**Objective**
Look through the material below. Copy each line that contains the string "text".

**Data**
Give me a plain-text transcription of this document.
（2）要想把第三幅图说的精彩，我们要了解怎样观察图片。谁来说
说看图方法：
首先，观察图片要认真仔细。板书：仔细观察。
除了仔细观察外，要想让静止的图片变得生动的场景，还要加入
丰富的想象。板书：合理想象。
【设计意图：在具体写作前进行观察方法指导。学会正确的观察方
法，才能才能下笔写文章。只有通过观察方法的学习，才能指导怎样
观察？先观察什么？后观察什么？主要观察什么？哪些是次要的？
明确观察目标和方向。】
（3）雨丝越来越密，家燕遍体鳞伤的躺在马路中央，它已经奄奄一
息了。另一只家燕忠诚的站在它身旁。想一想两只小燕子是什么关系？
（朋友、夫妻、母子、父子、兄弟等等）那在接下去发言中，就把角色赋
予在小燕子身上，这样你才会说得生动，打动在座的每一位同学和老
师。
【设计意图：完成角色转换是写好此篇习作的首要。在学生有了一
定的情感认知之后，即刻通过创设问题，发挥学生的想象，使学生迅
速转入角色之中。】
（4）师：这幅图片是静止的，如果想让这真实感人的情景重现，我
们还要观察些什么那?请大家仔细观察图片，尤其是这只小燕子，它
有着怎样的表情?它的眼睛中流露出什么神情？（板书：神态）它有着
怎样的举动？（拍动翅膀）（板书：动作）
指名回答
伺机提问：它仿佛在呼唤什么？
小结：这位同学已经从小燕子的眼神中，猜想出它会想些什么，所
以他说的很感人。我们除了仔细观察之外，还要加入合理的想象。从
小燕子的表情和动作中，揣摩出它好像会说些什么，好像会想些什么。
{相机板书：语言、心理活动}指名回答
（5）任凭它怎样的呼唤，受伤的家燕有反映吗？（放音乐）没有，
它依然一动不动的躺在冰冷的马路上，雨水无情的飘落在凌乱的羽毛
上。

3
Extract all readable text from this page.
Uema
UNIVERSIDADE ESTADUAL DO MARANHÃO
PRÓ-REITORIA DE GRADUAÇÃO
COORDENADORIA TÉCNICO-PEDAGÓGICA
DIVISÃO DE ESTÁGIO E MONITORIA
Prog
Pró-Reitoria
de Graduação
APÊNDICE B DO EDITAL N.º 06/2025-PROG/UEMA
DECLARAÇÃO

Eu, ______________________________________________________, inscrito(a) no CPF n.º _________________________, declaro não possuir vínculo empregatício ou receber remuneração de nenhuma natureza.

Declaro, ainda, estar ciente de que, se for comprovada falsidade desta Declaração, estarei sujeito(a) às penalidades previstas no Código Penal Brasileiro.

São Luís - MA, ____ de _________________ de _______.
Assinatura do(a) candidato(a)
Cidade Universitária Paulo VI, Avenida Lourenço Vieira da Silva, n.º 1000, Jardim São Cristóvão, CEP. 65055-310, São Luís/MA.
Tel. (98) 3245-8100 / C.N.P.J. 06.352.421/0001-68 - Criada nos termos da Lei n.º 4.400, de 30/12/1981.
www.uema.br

**Solution to this problem**
Give me a plain-text transcription of this document.
Extract all readable text from this page.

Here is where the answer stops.